Given instruction: Write out every row below verbatim, leaving out the pictures.

(Image layout annotations)
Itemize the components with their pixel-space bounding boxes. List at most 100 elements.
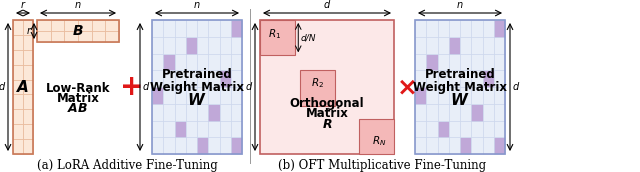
Text: (b) OFT Multiplicative Fine-Tuning: (b) OFT Multiplicative Fine-Tuning — [278, 159, 486, 171]
Bar — [231, 121, 242, 137]
Bar — [426, 104, 438, 121]
Bar — [106, 20, 119, 31]
Bar — [438, 53, 449, 70]
Bar — [23, 124, 33, 139]
Text: d: d — [0, 82, 5, 92]
Bar — [426, 20, 438, 37]
Text: Matrix: Matrix — [56, 92, 99, 105]
Bar — [260, 20, 295, 55]
Bar — [208, 20, 220, 37]
Bar — [231, 104, 242, 121]
Bar — [51, 31, 65, 42]
Bar — [13, 124, 23, 139]
Text: Orthogonal: Orthogonal — [290, 97, 364, 110]
Bar — [483, 70, 493, 87]
Text: $\boldsymbol{W}$: $\boldsymbol{W}$ — [188, 92, 207, 108]
Text: d/N: d/N — [300, 33, 316, 42]
Bar — [13, 139, 23, 154]
Bar — [13, 80, 23, 94]
Bar — [438, 104, 449, 121]
Bar — [186, 37, 197, 53]
Bar — [78, 20, 92, 31]
Bar — [152, 20, 163, 37]
Bar — [483, 87, 493, 104]
Text: r: r — [21, 1, 25, 10]
Bar — [23, 35, 33, 50]
Bar — [438, 70, 449, 87]
Bar — [438, 137, 449, 154]
Bar — [13, 35, 23, 50]
Text: n: n — [457, 1, 463, 10]
Bar — [197, 37, 208, 53]
Text: d: d — [513, 82, 519, 92]
Bar — [175, 37, 186, 53]
Bar — [471, 104, 483, 121]
Bar — [426, 137, 438, 154]
Bar — [65, 20, 78, 31]
Bar — [152, 53, 163, 70]
Bar — [13, 65, 23, 80]
Bar — [92, 20, 106, 31]
Bar — [175, 121, 186, 137]
Bar — [23, 109, 33, 124]
Bar — [415, 87, 426, 104]
Bar — [415, 121, 426, 137]
Bar — [231, 20, 242, 37]
Bar — [220, 70, 231, 87]
Bar — [359, 119, 394, 154]
Bar — [426, 53, 438, 70]
Bar — [163, 70, 175, 87]
Text: d: d — [324, 1, 330, 10]
Text: Low-Rank: Low-Rank — [45, 82, 110, 94]
Bar — [186, 87, 197, 104]
Bar — [13, 94, 23, 109]
Text: d: d — [143, 82, 149, 92]
Bar — [208, 53, 220, 70]
Bar — [460, 53, 471, 70]
Bar — [231, 137, 242, 154]
Bar — [186, 121, 197, 137]
Bar — [231, 87, 242, 104]
Bar — [460, 137, 471, 154]
Bar — [471, 121, 483, 137]
Bar — [415, 53, 426, 70]
Bar — [163, 137, 175, 154]
Bar — [415, 37, 426, 53]
Bar — [438, 20, 449, 37]
Bar — [483, 20, 493, 37]
Bar — [65, 31, 78, 42]
Bar — [438, 37, 449, 53]
Bar — [175, 20, 186, 37]
Bar — [152, 121, 163, 137]
Bar — [23, 50, 33, 65]
Text: $\boldsymbol{R_1}$: $\boldsymbol{R_1}$ — [268, 27, 282, 41]
Bar — [493, 20, 505, 37]
Bar — [208, 137, 220, 154]
Bar — [13, 20, 23, 35]
Bar — [163, 121, 175, 137]
Bar — [186, 104, 197, 121]
Bar — [471, 87, 483, 104]
Bar — [220, 104, 231, 121]
Bar — [163, 104, 175, 121]
Bar — [175, 70, 186, 87]
Text: $\boldsymbol{R_2}$: $\boldsymbol{R_2}$ — [311, 76, 324, 90]
Bar — [231, 53, 242, 70]
Bar — [493, 121, 505, 137]
Bar — [426, 87, 438, 104]
Bar — [106, 31, 119, 42]
Bar — [493, 53, 505, 70]
Bar — [483, 137, 493, 154]
Bar — [449, 20, 460, 37]
Bar — [175, 137, 186, 154]
Bar — [220, 137, 231, 154]
Bar — [415, 104, 426, 121]
Bar — [37, 31, 51, 42]
Bar — [460, 104, 471, 121]
Bar — [13, 109, 23, 124]
Bar — [197, 20, 208, 37]
Bar — [152, 70, 163, 87]
Bar — [163, 20, 175, 37]
Bar — [231, 37, 242, 53]
Bar — [426, 37, 438, 53]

Expected output:
Itemize the components with their pixel-space bounding boxes. List at most 100 elements.
Text: (b) OFT Multiplicative Fine-Tuning: (b) OFT Multiplicative Fine-Tuning — [278, 159, 486, 171]
Bar — [231, 121, 242, 137]
Bar — [426, 104, 438, 121]
Bar — [106, 20, 119, 31]
Bar — [438, 53, 449, 70]
Bar — [23, 124, 33, 139]
Text: d: d — [0, 82, 5, 92]
Bar — [426, 20, 438, 37]
Text: Matrix: Matrix — [56, 92, 99, 105]
Bar — [260, 20, 295, 55]
Bar — [208, 20, 220, 37]
Bar — [231, 104, 242, 121]
Bar — [51, 31, 65, 42]
Bar — [13, 124, 23, 139]
Text: Orthogonal: Orthogonal — [290, 97, 364, 110]
Bar — [483, 70, 493, 87]
Text: $\boldsymbol{W}$: $\boldsymbol{W}$ — [188, 92, 207, 108]
Text: d/N: d/N — [300, 33, 316, 42]
Bar — [13, 139, 23, 154]
Bar — [13, 80, 23, 94]
Bar — [438, 104, 449, 121]
Bar — [186, 37, 197, 53]
Bar — [78, 20, 92, 31]
Bar — [152, 20, 163, 37]
Bar — [483, 87, 493, 104]
Text: r: r — [21, 1, 25, 10]
Bar — [23, 35, 33, 50]
Bar — [438, 70, 449, 87]
Bar — [438, 137, 449, 154]
Bar — [13, 35, 23, 50]
Text: n: n — [457, 1, 463, 10]
Bar — [197, 37, 208, 53]
Text: d: d — [513, 82, 519, 92]
Bar — [175, 37, 186, 53]
Bar — [471, 104, 483, 121]
Bar — [426, 137, 438, 154]
Bar — [65, 20, 78, 31]
Bar — [152, 53, 163, 70]
Bar — [13, 65, 23, 80]
Bar — [92, 20, 106, 31]
Bar — [175, 121, 186, 137]
Bar — [23, 109, 33, 124]
Bar — [415, 87, 426, 104]
Bar — [415, 121, 426, 137]
Bar — [231, 20, 242, 37]
Bar — [220, 70, 231, 87]
Bar — [359, 119, 394, 154]
Bar — [426, 53, 438, 70]
Bar — [163, 70, 175, 87]
Text: d: d — [324, 1, 330, 10]
Text: Low-Rank: Low-Rank — [45, 82, 110, 94]
Bar — [186, 87, 197, 104]
Bar — [13, 94, 23, 109]
Text: d: d — [143, 82, 149, 92]
Bar — [208, 53, 220, 70]
Bar — [460, 53, 471, 70]
Bar — [231, 137, 242, 154]
Bar — [186, 121, 197, 137]
Bar — [231, 87, 242, 104]
Bar — [460, 137, 471, 154]
Bar — [471, 121, 483, 137]
Bar — [415, 53, 426, 70]
Bar — [163, 137, 175, 154]
Bar — [415, 37, 426, 53]
Bar — [438, 20, 449, 37]
Bar — [483, 20, 493, 37]
Bar — [65, 31, 78, 42]
Bar — [438, 37, 449, 53]
Bar — [175, 20, 186, 37]
Bar — [152, 121, 163, 137]
Bar — [23, 50, 33, 65]
Text: $\boldsymbol{R_1}$: $\boldsymbol{R_1}$ — [268, 27, 282, 41]
Bar — [493, 20, 505, 37]
Bar — [208, 137, 220, 154]
Bar — [13, 20, 23, 35]
Bar — [163, 121, 175, 137]
Bar — [186, 104, 197, 121]
Bar — [471, 87, 483, 104]
Bar — [220, 104, 231, 121]
Bar — [163, 104, 175, 121]
Bar — [175, 70, 186, 87]
Text: $\boldsymbol{R_2}$: $\boldsymbol{R_2}$ — [311, 76, 324, 90]
Bar — [231, 53, 242, 70]
Bar — [493, 121, 505, 137]
Bar — [426, 87, 438, 104]
Bar — [106, 31, 119, 42]
Bar — [493, 53, 505, 70]
Bar — [483, 137, 493, 154]
Bar — [449, 20, 460, 37]
Bar — [175, 137, 186, 154]
Bar — [220, 137, 231, 154]
Bar — [415, 104, 426, 121]
Bar — [37, 31, 51, 42]
Bar — [460, 104, 471, 121]
Bar — [13, 109, 23, 124]
Bar — [197, 20, 208, 37]
Bar — [152, 70, 163, 87]
Bar — [163, 20, 175, 37]
Bar — [231, 37, 242, 53]
Bar — [426, 37, 438, 53]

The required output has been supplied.